→ Stated task
Give a count of the lines below that have the string "Opening" in them, with no other words.

→ Records to use
— Start —

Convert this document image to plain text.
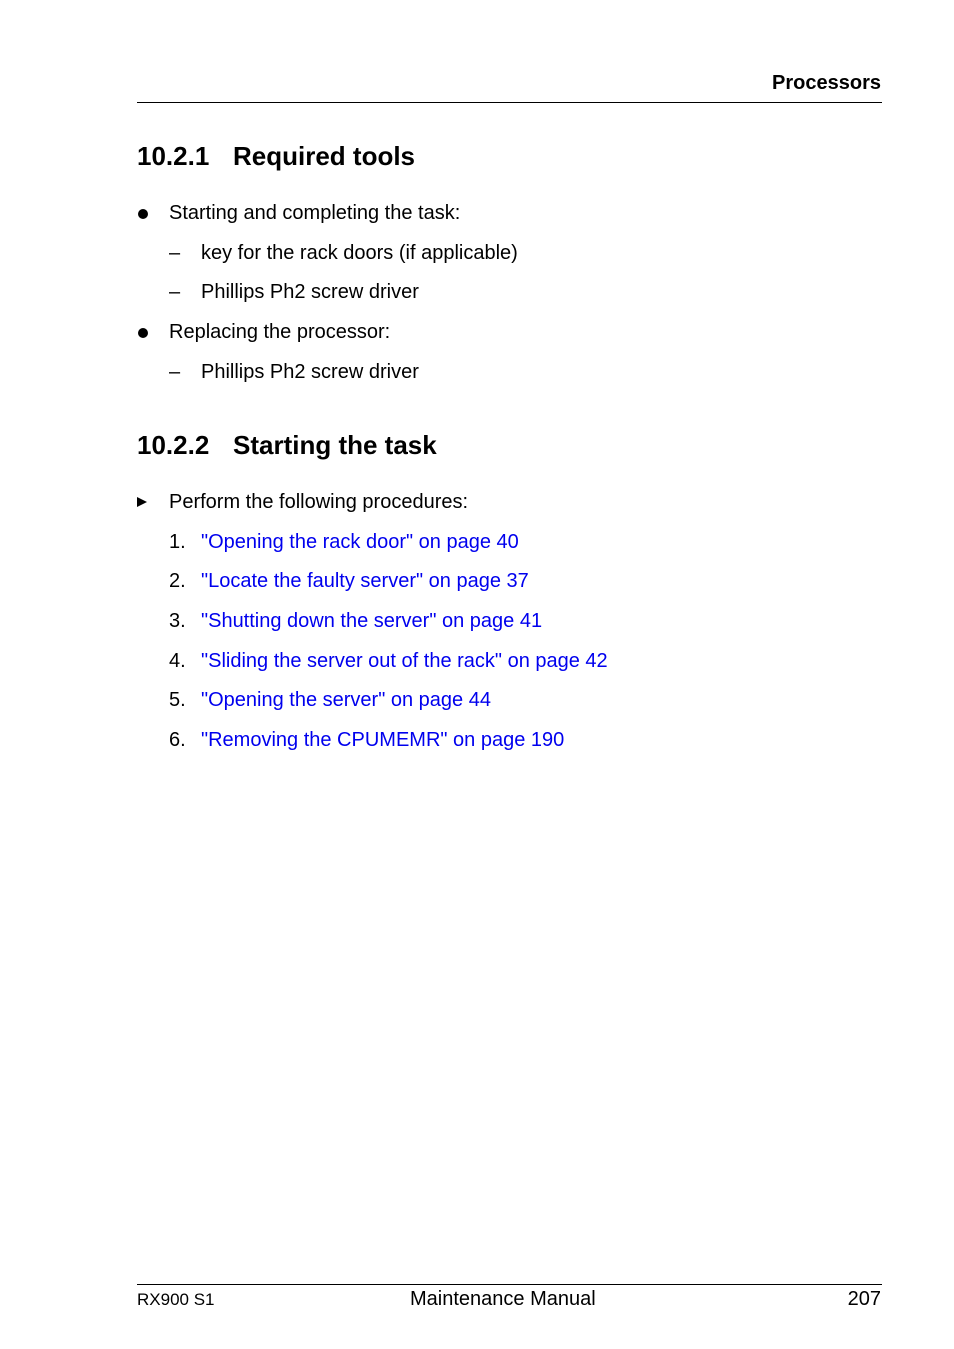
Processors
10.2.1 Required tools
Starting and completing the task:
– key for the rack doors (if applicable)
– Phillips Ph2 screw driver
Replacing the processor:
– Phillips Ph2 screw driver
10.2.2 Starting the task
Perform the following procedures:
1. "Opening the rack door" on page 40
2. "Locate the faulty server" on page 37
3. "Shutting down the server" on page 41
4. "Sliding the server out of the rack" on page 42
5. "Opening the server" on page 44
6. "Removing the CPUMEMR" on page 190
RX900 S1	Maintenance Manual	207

— End —

→ Solution to the problem
2